§ **Task prompt**:
Quote the line containing "Extract the structured" and all lines that follow it in the listing below, exactly as written.
***
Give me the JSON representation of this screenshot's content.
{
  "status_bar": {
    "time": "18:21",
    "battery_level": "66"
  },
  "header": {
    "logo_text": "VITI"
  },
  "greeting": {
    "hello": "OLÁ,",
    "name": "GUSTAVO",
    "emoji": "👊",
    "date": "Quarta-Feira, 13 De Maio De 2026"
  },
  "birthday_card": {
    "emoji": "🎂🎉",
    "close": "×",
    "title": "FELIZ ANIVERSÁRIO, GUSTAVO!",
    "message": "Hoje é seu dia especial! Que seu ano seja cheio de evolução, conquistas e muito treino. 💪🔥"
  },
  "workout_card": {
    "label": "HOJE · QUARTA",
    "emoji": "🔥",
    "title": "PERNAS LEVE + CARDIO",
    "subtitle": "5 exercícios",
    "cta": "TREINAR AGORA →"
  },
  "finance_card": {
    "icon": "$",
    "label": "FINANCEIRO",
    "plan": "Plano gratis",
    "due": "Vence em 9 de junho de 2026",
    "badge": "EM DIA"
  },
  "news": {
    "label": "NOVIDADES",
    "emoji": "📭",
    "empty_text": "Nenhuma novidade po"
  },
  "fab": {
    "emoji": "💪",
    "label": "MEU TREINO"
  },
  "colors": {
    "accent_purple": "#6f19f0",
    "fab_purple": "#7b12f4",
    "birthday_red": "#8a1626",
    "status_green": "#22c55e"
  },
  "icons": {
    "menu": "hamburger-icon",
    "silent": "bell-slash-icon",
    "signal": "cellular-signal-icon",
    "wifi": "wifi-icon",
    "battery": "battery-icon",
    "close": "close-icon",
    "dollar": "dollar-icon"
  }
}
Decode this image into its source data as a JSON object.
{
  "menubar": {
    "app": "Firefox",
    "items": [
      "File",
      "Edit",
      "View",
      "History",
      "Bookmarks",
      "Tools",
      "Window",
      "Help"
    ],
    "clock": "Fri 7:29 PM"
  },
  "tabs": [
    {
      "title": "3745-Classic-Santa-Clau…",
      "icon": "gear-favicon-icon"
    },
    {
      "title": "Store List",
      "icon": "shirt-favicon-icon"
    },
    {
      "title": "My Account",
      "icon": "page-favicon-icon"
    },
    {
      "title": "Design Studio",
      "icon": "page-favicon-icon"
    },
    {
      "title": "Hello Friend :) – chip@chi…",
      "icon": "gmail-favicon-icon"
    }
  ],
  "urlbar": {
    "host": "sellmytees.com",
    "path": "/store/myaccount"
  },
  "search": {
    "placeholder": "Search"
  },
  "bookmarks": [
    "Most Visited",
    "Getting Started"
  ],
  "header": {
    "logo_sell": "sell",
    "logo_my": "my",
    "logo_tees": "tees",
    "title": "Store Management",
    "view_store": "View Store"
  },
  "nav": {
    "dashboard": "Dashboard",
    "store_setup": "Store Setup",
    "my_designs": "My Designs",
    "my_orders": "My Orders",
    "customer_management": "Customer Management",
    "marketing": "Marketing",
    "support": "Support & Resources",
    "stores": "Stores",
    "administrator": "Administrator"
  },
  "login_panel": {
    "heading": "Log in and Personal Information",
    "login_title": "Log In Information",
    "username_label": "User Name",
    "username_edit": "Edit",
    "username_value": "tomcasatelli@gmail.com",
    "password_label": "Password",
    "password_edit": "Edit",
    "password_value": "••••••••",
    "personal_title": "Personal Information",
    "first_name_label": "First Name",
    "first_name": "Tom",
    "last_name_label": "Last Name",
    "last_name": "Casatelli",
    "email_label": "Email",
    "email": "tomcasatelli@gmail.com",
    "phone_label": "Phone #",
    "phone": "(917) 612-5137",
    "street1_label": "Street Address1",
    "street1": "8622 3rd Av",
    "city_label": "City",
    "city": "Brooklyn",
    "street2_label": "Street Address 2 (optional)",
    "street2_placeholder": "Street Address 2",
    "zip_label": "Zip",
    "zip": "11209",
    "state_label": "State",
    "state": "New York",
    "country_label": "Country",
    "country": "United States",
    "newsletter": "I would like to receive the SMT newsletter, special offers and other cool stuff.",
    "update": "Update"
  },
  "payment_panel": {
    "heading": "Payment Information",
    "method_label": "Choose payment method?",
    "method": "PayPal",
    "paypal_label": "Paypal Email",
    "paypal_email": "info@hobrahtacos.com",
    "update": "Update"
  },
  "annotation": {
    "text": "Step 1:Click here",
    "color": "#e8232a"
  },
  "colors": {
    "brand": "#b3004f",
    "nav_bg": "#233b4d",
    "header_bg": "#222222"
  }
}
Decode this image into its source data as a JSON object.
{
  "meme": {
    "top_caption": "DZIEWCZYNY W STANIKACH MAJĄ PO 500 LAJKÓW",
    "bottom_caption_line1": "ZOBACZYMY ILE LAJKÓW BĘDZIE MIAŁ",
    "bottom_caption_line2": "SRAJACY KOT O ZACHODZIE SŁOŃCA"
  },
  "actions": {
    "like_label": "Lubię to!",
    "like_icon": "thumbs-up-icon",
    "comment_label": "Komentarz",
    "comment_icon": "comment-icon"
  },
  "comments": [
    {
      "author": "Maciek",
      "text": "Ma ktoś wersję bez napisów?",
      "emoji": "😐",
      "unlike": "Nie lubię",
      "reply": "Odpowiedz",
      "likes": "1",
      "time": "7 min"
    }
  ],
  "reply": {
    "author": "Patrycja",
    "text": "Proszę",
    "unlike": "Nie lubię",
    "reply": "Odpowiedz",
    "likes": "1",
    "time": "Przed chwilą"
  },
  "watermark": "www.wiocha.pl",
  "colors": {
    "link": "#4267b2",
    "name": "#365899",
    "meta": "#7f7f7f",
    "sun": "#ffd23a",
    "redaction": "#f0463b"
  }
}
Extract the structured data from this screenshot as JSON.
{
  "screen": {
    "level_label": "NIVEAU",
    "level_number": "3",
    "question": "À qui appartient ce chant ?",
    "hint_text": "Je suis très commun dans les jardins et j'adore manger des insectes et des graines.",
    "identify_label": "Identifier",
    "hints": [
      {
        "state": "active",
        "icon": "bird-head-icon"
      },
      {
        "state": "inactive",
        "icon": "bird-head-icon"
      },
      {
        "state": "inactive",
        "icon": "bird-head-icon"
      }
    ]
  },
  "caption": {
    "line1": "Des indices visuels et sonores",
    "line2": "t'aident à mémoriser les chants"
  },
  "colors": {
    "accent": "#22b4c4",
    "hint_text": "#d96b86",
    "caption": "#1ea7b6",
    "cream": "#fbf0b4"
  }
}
***
§ **Task result**:
Extract the structured data from this screenshot as JSON.
{
  "screen": {
    "level_label": "NIVEAU",
    "level_number": "3",
    "question": "À qui appartient ce chant ?",
    "hint_text": "Je suis très commun dans les jardins et j'adore manger des insectes et des graines.",
    "identify_label": "Identifier",
    "hints": [
      {
        "state": "active",
        "icon": "bird-head-icon"
      },
      {
        "state": "inactive",
        "icon": "bird-head-icon"
      },
      {
        "state": "inactive",
        "icon": "bird-head-icon"
      }
    ]
  },
  "caption": {
    "line1": "Des indices visuels et sonores",
    "line2": "t'aident à mémoriser les chants"
  },
  "colors": {
    "accent": "#22b4c4",
    "hint_text": "#d96b86",
    "caption": "#1ea7b6",
    "cream": "#fbf0b4"
  }
}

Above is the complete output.